» **DATASET RECORDS**
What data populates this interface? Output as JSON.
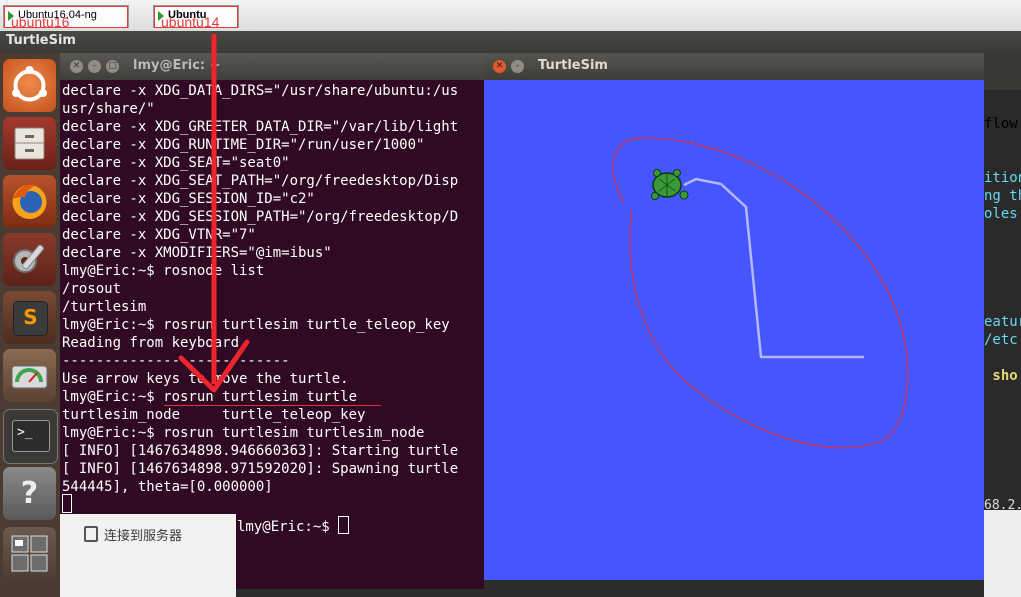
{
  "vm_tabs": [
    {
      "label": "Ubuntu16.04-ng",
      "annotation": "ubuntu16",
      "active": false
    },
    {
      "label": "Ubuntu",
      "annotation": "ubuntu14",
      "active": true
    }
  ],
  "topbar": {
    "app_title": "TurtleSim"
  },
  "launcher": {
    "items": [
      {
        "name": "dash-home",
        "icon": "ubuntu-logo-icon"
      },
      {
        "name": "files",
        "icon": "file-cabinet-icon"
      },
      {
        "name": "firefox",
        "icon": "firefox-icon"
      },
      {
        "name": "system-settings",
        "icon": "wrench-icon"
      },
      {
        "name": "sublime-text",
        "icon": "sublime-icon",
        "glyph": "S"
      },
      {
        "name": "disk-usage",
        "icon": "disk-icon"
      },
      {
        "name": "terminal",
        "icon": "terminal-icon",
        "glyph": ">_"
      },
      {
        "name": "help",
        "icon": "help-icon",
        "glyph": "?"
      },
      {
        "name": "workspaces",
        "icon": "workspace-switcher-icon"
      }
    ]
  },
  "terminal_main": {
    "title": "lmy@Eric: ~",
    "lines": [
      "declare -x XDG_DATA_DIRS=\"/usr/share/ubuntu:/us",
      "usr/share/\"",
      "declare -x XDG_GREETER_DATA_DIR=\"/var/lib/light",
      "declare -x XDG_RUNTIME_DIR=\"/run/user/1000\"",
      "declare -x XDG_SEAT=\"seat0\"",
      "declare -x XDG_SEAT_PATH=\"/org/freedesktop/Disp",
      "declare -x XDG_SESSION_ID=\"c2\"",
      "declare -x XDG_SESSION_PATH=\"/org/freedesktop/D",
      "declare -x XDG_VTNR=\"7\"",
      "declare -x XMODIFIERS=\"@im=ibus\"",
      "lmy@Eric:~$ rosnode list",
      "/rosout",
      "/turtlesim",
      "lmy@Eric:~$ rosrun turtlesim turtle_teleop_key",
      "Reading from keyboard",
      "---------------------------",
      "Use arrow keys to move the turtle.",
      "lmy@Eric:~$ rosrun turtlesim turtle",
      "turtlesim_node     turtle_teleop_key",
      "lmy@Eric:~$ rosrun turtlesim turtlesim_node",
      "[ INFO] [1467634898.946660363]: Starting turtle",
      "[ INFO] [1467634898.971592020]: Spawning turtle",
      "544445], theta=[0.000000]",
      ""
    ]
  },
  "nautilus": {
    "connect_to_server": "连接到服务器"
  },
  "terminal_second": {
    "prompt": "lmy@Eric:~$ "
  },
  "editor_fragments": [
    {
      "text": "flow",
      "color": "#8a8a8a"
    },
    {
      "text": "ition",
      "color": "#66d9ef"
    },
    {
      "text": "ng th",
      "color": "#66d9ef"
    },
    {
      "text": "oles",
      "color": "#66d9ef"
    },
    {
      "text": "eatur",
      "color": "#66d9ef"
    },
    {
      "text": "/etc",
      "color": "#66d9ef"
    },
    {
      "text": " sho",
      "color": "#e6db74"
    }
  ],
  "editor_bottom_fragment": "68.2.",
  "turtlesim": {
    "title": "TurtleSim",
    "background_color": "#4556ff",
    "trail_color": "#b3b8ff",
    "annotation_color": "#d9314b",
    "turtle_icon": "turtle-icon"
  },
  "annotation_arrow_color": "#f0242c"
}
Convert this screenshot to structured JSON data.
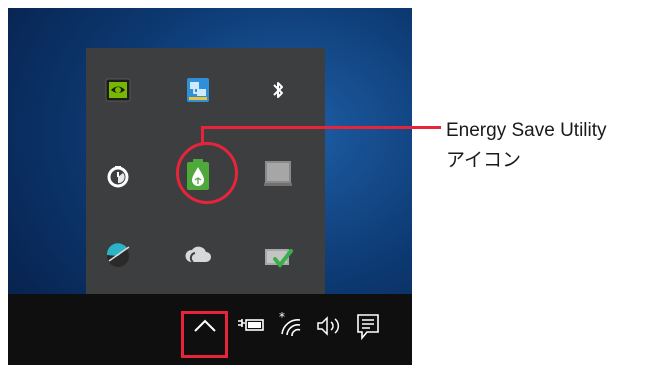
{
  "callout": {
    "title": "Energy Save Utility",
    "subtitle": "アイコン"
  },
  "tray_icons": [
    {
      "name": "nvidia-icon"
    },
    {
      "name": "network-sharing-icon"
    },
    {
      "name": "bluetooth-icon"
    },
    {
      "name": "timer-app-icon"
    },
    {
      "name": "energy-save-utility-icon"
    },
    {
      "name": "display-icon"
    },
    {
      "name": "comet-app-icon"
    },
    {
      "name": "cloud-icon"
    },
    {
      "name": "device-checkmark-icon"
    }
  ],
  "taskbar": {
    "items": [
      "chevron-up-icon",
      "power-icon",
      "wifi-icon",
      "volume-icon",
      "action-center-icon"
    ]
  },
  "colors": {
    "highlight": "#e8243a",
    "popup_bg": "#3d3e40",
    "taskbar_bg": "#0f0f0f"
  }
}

» **STATED GOAL**
Repeat the material above verbatim, with no pictures in the output.

» **EXERCISE SOLUTION**
What data populates this interface? Output as JSON.
{
  "vm_tabs": [
    {
      "label": "Ubuntu16.04-ng",
      "annotation": "ubuntu16",
      "active": false
    },
    {
      "label": "Ubuntu",
      "annotation": "ubuntu14",
      "active": true
    }
  ],
  "topbar": {
    "app_title": "TurtleSim"
  },
  "launcher": {
    "items": [
      {
        "name": "dash-home",
        "icon": "ubuntu-logo-icon"
      },
      {
        "name": "files",
        "icon": "file-cabinet-icon"
      },
      {
        "name": "firefox",
        "icon": "firefox-icon"
      },
      {
        "name": "system-settings",
        "icon": "wrench-icon"
      },
      {
        "name": "sublime-text",
        "icon": "sublime-icon",
        "glyph": "S"
      },
      {
        "name": "disk-usage",
        "icon": "disk-icon"
      },
      {
        "name": "terminal",
        "icon": "terminal-icon",
        "glyph": ">_"
      },
      {
        "name": "help",
        "icon": "help-icon",
        "glyph": "?"
      },
      {
        "name": "workspaces",
        "icon": "workspace-switcher-icon"
      }
    ]
  },
  "terminal_main": {
    "title": "lmy@Eric: ~",
    "lines": [
      "declare -x XDG_DATA_DIRS=\"/usr/share/ubuntu:/us",
      "usr/share/\"",
      "declare -x XDG_GREETER_DATA_DIR=\"/var/lib/light",
      "declare -x XDG_RUNTIME_DIR=\"/run/user/1000\"",
      "declare -x XDG_SEAT=\"seat0\"",
      "declare -x XDG_SEAT_PATH=\"/org/freedesktop/Disp",
      "declare -x XDG_SESSION_ID=\"c2\"",
      "declare -x XDG_SESSION_PATH=\"/org/freedesktop/D",
      "declare -x XDG_VTNR=\"7\"",
      "declare -x XMODIFIERS=\"@im=ibus\"",
      "lmy@Eric:~$ rosnode list",
      "/rosout",
      "/turtlesim",
      "lmy@Eric:~$ rosrun turtlesim turtle_teleop_key",
      "Reading from keyboard",
      "---------------------------",
      "Use arrow keys to move the turtle.",
      "lmy@Eric:~$ rosrun turtlesim turtle",
      "turtlesim_node     turtle_teleop_key",
      "lmy@Eric:~$ rosrun turtlesim turtlesim_node",
      "[ INFO] [1467634898.946660363]: Starting turtle",
      "[ INFO] [1467634898.971592020]: Spawning turtle",
      "544445], theta=[0.000000]",
      ""
    ]
  },
  "nautilus": {
    "connect_to_server": "连接到服务器"
  },
  "terminal_second": {
    "prompt": "lmy@Eric:~$ "
  },
  "editor_fragments": [
    {
      "text": "flow",
      "color": "#8a8a8a"
    },
    {
      "text": "ition",
      "color": "#66d9ef"
    },
    {
      "text": "ng th",
      "color": "#66d9ef"
    },
    {
      "text": "oles",
      "color": "#66d9ef"
    },
    {
      "text": "eatur",
      "color": "#66d9ef"
    },
    {
      "text": "/etc",
      "color": "#66d9ef"
    },
    {
      "text": " sho",
      "color": "#e6db74"
    }
  ],
  "editor_bottom_fragment": "68.2.",
  "turtlesim": {
    "title": "TurtleSim",
    "background_color": "#4556ff",
    "trail_color": "#b3b8ff",
    "annotation_color": "#d9314b",
    "turtle_icon": "turtle-icon"
  },
  "annotation_arrow_color": "#f0242c"
}
Convert this screenshot to structured JSON data.
{
  "callout": {
    "title": "Energy Save Utility",
    "subtitle": "アイコン"
  },
  "tray_icons": [
    {
      "name": "nvidia-icon"
    },
    {
      "name": "network-sharing-icon"
    },
    {
      "name": "bluetooth-icon"
    },
    {
      "name": "timer-app-icon"
    },
    {
      "name": "energy-save-utility-icon"
    },
    {
      "name": "display-icon"
    },
    {
      "name": "comet-app-icon"
    },
    {
      "name": "cloud-icon"
    },
    {
      "name": "device-checkmark-icon"
    }
  ],
  "taskbar": {
    "items": [
      "chevron-up-icon",
      "power-icon",
      "wifi-icon",
      "volume-icon",
      "action-center-icon"
    ]
  },
  "colors": {
    "highlight": "#e8243a",
    "popup_bg": "#3d3e40",
    "taskbar_bg": "#0f0f0f"
  }
}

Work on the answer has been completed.